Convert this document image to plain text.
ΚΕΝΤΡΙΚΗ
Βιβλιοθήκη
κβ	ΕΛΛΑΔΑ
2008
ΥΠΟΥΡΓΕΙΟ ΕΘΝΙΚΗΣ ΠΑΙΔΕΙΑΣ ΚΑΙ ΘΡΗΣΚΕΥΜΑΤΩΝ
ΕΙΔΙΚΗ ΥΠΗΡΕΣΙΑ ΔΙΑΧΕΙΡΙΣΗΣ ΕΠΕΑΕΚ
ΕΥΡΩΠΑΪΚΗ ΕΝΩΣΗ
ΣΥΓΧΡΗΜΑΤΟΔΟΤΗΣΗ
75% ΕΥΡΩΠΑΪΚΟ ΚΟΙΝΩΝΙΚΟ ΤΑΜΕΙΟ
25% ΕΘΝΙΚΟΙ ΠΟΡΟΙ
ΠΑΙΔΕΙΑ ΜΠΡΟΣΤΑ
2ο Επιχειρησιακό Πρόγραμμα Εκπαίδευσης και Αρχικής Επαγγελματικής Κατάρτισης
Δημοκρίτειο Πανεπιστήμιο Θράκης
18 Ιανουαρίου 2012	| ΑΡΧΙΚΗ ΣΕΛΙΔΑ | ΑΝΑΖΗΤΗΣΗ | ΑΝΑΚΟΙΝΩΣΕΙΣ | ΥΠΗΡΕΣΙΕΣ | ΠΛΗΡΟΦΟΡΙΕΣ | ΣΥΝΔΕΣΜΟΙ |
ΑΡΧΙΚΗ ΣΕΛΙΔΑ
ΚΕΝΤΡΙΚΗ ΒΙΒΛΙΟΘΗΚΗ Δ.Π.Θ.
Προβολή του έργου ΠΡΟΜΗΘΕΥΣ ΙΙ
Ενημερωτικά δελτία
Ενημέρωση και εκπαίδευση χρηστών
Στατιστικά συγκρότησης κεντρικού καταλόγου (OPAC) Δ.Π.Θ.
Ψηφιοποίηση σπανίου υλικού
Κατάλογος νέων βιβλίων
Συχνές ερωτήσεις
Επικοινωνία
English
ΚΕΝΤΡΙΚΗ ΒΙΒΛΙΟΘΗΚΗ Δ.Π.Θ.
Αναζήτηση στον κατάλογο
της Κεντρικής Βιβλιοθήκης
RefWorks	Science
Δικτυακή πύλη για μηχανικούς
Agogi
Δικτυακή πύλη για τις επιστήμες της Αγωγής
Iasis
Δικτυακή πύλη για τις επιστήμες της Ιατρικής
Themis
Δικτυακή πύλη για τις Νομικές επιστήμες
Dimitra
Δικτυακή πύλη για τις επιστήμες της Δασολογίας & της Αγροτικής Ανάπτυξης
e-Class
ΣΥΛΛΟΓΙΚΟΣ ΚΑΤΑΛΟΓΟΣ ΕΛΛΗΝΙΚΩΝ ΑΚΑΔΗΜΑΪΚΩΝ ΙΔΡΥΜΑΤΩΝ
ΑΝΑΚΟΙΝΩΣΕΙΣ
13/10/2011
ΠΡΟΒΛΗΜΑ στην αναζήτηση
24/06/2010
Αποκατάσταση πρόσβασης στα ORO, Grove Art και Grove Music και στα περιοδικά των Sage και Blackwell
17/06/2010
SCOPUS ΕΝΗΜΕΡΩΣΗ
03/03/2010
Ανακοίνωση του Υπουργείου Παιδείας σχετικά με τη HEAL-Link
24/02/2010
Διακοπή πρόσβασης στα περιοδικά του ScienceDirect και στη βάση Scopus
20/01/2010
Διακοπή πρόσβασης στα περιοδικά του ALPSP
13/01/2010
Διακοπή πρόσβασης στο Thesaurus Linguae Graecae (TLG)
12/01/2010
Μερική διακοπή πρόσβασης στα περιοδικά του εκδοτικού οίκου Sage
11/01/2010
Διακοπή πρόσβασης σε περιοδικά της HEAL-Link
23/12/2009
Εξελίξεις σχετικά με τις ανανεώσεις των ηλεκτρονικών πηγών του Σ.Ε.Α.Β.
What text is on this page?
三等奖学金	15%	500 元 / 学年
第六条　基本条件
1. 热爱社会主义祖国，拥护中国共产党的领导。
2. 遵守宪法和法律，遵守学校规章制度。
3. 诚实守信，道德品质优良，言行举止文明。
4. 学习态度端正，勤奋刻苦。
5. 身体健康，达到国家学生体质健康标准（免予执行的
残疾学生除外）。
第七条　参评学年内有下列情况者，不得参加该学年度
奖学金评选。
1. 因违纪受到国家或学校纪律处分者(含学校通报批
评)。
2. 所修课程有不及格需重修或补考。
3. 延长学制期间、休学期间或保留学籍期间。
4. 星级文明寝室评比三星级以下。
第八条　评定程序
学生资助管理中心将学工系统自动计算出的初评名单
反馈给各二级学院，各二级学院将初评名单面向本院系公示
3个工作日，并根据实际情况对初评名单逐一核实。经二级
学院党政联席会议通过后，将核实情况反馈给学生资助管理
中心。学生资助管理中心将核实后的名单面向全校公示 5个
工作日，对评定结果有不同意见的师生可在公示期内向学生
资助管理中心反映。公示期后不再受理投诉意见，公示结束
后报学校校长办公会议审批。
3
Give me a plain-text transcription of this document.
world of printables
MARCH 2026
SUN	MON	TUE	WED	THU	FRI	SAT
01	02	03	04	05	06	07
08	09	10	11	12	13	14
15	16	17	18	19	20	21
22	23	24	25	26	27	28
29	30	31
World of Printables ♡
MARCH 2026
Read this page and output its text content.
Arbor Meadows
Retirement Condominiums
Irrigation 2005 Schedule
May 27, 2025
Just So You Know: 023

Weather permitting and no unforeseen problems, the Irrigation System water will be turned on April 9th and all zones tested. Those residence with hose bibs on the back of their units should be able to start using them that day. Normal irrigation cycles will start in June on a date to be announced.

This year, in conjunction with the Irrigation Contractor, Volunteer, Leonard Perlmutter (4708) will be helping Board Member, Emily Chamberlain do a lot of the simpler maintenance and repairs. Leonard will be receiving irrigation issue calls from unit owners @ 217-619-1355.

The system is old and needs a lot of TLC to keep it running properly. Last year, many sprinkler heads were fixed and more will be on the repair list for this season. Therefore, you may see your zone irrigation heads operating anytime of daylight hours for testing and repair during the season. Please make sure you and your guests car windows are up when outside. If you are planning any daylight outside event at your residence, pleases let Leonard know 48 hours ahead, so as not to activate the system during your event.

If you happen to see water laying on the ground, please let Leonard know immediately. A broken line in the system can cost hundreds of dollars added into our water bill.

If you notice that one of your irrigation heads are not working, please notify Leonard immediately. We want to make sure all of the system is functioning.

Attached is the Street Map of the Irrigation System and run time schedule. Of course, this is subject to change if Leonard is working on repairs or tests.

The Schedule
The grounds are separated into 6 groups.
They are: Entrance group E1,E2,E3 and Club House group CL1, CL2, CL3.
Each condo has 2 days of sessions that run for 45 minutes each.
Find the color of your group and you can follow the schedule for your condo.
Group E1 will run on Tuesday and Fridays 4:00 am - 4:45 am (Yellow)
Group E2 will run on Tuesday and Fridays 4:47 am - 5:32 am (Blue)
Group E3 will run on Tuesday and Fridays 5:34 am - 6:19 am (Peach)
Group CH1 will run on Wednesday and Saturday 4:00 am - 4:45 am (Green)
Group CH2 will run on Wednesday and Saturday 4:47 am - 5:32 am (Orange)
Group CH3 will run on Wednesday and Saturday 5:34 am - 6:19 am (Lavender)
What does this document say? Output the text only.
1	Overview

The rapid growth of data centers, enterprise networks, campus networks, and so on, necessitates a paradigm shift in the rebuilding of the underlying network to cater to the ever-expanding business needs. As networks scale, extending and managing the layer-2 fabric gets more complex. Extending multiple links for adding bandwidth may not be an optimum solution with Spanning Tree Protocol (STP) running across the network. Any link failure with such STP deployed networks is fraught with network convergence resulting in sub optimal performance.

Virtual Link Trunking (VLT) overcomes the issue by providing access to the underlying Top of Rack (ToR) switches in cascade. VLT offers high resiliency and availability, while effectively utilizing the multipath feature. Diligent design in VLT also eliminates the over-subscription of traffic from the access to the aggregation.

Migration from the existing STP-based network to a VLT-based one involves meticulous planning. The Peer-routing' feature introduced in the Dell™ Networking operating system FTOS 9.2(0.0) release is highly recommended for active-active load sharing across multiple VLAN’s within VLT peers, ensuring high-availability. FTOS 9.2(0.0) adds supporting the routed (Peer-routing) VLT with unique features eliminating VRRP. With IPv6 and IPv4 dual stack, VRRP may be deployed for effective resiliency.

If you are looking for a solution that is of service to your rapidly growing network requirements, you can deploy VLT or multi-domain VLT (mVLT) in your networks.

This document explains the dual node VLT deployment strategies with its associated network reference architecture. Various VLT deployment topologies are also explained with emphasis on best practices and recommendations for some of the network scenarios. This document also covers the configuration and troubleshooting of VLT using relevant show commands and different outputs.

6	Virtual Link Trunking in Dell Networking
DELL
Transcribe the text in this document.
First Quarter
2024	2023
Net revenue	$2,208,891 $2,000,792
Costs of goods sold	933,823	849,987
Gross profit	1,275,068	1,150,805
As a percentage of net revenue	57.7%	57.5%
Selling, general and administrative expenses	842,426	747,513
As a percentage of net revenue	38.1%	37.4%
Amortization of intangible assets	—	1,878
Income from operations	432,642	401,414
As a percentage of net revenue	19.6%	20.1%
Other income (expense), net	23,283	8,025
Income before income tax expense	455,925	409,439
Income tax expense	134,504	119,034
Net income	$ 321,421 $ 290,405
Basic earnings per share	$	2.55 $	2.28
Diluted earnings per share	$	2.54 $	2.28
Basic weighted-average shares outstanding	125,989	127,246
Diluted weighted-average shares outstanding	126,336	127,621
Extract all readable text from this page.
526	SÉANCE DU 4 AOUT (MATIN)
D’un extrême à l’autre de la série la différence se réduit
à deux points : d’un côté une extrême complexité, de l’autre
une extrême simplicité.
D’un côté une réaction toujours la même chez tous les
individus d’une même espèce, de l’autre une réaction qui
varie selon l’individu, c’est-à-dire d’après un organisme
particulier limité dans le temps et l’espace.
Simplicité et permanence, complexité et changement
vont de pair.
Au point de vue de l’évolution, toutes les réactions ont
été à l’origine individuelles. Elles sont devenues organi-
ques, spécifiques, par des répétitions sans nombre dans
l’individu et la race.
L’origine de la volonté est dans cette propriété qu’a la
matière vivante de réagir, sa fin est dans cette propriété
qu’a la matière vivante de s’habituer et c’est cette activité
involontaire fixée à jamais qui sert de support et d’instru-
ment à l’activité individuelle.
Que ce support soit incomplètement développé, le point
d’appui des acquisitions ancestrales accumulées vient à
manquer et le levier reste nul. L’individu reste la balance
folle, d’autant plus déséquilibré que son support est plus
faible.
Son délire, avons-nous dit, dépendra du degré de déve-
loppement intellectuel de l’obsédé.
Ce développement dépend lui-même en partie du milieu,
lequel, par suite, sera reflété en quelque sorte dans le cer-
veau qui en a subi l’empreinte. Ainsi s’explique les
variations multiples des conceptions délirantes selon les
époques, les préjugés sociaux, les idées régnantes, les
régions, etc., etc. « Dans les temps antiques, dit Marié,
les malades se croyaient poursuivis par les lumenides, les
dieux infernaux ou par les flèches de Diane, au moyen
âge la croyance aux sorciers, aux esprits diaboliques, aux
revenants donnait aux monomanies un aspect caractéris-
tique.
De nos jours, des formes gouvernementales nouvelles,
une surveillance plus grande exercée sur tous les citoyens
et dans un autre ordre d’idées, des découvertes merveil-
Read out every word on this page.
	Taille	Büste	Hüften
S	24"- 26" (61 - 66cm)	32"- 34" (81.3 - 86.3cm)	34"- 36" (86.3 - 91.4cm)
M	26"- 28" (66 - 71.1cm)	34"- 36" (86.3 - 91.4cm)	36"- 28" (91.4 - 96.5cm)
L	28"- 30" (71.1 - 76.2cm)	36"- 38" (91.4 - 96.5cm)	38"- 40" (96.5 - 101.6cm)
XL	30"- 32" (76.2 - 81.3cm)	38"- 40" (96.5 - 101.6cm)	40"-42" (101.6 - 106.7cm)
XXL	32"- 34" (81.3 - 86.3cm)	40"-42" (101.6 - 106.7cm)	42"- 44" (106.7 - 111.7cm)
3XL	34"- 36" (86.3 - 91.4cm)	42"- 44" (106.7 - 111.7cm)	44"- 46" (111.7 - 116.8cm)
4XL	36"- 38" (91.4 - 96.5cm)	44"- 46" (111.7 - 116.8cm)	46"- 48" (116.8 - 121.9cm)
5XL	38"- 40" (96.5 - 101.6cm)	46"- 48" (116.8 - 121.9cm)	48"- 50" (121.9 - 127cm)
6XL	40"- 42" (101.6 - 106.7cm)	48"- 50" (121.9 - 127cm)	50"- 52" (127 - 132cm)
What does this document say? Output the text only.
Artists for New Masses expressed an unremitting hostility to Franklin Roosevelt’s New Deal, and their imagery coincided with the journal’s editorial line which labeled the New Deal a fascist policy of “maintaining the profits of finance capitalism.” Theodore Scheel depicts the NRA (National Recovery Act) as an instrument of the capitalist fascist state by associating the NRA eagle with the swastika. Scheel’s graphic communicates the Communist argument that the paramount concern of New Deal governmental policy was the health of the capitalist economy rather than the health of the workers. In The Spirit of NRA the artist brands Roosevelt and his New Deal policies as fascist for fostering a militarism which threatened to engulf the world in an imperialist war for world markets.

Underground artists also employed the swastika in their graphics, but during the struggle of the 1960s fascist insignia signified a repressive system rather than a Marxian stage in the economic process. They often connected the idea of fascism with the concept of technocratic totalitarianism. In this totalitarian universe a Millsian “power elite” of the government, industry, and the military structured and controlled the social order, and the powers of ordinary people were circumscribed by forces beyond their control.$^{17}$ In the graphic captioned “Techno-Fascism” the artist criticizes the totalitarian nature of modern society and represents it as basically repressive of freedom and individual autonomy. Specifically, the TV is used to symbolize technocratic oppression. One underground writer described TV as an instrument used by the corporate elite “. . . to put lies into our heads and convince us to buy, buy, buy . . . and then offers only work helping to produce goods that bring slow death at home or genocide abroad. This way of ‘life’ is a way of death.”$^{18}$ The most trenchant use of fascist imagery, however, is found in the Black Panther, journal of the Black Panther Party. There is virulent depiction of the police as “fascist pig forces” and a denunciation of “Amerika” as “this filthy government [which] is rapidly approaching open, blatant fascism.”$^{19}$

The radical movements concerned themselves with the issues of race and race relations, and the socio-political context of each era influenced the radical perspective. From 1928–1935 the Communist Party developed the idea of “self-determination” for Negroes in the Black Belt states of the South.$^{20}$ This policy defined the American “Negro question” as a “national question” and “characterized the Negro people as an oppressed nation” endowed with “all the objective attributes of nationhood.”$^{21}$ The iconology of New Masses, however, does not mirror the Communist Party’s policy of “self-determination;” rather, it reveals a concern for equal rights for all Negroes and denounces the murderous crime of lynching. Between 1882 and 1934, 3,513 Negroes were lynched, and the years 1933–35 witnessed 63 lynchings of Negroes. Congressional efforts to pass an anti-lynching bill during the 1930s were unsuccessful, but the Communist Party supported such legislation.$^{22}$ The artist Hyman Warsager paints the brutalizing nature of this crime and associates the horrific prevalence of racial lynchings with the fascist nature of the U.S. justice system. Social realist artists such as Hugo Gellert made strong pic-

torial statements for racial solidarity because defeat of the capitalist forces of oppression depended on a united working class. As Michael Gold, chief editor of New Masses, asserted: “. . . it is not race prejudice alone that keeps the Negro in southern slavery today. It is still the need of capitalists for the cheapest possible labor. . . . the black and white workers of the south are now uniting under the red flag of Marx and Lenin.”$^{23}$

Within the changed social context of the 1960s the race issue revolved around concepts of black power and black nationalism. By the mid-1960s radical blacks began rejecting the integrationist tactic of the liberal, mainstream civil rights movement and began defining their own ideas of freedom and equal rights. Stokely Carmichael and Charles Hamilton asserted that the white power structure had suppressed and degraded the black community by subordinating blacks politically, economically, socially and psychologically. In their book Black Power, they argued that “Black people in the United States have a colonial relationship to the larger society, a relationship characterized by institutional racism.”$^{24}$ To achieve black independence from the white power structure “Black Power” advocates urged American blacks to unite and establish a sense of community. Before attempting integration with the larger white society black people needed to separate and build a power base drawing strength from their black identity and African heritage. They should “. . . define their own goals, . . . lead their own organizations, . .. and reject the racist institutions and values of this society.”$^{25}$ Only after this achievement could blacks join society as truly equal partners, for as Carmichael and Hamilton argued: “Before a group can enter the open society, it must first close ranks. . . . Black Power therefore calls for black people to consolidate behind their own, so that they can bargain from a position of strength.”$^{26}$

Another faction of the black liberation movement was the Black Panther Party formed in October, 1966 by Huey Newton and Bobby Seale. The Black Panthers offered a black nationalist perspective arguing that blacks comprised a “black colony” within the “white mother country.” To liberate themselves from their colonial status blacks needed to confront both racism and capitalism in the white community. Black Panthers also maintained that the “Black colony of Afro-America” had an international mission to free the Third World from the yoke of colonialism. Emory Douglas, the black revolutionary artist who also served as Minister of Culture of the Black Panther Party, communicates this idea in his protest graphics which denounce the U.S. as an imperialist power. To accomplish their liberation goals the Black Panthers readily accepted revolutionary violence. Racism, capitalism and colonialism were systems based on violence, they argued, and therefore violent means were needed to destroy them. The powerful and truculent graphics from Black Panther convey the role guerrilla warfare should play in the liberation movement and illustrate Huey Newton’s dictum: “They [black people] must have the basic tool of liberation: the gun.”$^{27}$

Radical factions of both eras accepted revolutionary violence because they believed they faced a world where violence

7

* Aim
Show all lines above holding "residence".

* Answer in full
Weather permitting and no unforeseen problems, the Irrigation System water will be turned on April 9th and all zones tested. Those residence with hose bibs on the back of their units should be able to start using them that day. Normal irrigation cycles will start in June on a date to be announced.
The system is old and needs a lot of TLC to keep it running properly. Last year, many sprinkler heads were fixed and more will be on the repair list for this season. Therefore, you may see your zone irrigation heads operating anytime of daylight hours for testing and repair during the season. Please make sure you and your guests car windows are up when outside. If you are planning any daylight outside event at your residence, pleases let Leonard know 48 hours ahead, so as not to activate the system during your event.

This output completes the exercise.